Problem> Keep every line where the word "Juli" appears; drop the rest.

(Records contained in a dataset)

· · · · ·

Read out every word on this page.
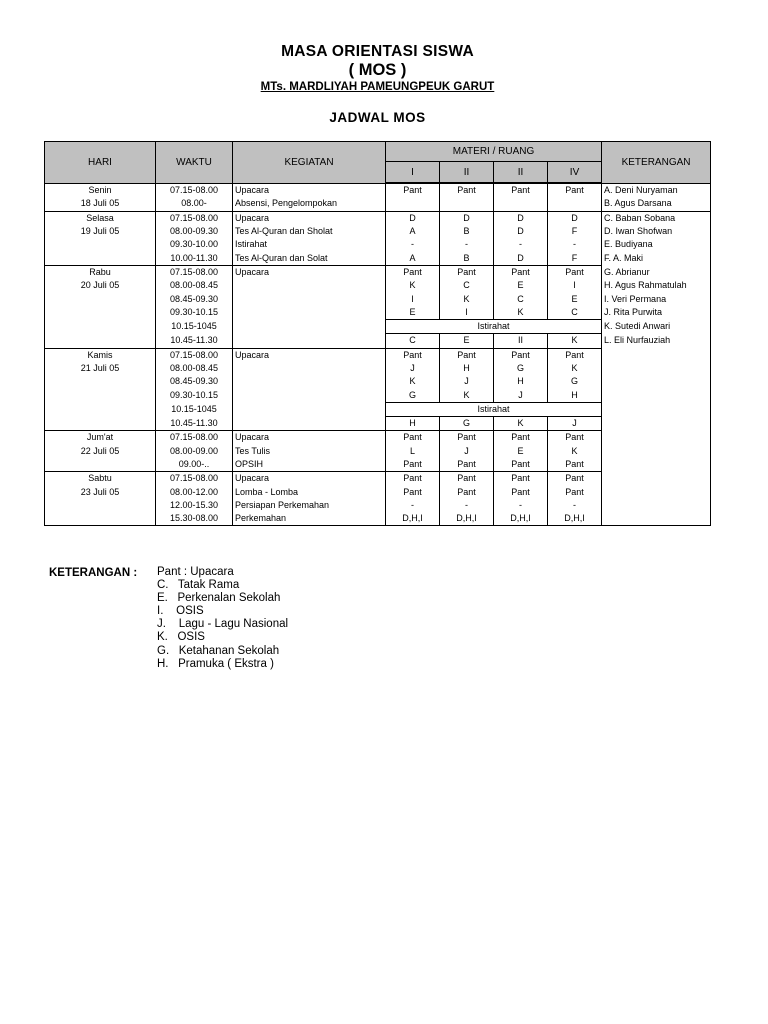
MASA ORIENTASI SISWA
( MOS )
MTs. MARDLIYAH PAMEUNGPEUK GARUT
JADWAL MOS
HARI	WAKTU	KEGIATAN	MATERI / RUANG				KETERANGAN
			I	II	II	IV	
Senin	07.15-08.00	Upacara	Pant	Pant	Pant	Pant	A. Deni Nuryaman
18 Juli 05	08.00-	Absensi, Pengelompokan					B. Agus Darsana
Selasa	07.15-08.00	Upacara	D	D	D	D	C. Baban Sobana
19 Juli 05	08.00-09.30	Tes Al-Quran dan Sholat	A	B	D	F	D. Iwan Shofwan
	09.30-10.00	Istirahat	-	-	-	-	E. Budiyana
	10.00-11.30	Tes Al-Quran dan Solat	A	B	D	F	F. A. Maki
Rabu	07.15-08.00	Upacara	Pant	Pant	Pant	Pant	G. Abrianur
20 Juli 05	08.00-08.45		K	C	E	I	H. Agus Rahmatulah
	08.45-09.30		I	K	C	E	I. Veri Permana
	09.30-10.15		E	I	K	C	J. Rita Purwita
	10.15-1045		Istirahat				K. Sutedi Anwari
	10.45-11.30		C	E	II	K	L. Eli Nurfauziah
Kamis	07.15-08.00	Upacara	Pant	Pant	Pant	Pant	
21 Juli 05	08.00-08.45		J	H	G	K	
	08.45-09.30		K	J	H	G	
	09.30-10.15		G	K	J	H	
	10.15-1045		Istirahat				
	10.45-11.30		H	G	K	J	
Jum'at	07.15-08.00	Upacara	Pant	Pant	Pant	Pant	
22 Juli 05	08.00-09.00	Tes Tulis	L	J	E	K	
	09.00-..	OPSIH	Pant	Pant	Pant	Pant	
Sabtu	07.15-08.00	Upacara	Pant	Pant	Pant	Pant	
23 Juli 05	08.00-12.00	Lomba - Lomba	Pant	Pant	Pant	Pant	
	12.00-15.30	Persiapan Perkemahan	-	-	-	-	
	15.30-08.00	Perkemahan	D,H,I	D,H,I	D,H,I	D,H,I	
KETERANGAN : Pant : Upacara
C.   Tatak Rama
E.   Perkenalan Sekolah
I.    OSIS
J.    Lagu - Lagu Nasional
K.   OSIS
G.   Ketahanan Sekolah
H.   Pramuka ( Ekstra )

· · · · ·

Reply>
18 Juli 05	08.00-	Absensi, Pengelompokan					B. Agus Darsana
19 Juli 05	08.00-09.30	Tes Al-Quran dan Sholat	A	B	D	F	D. Iwan Shofwan
20 Juli 05	08.00-08.45		K	C	E	I	H. Agus Rahmatulah
21 Juli 05	08.00-08.45		J	H	G	K	
22 Juli 05	08.00-09.00	Tes Tulis	L	J	E	K	
23 Juli 05	08.00-12.00	Lomba - Lomba	Pant	Pant	Pant	Pant	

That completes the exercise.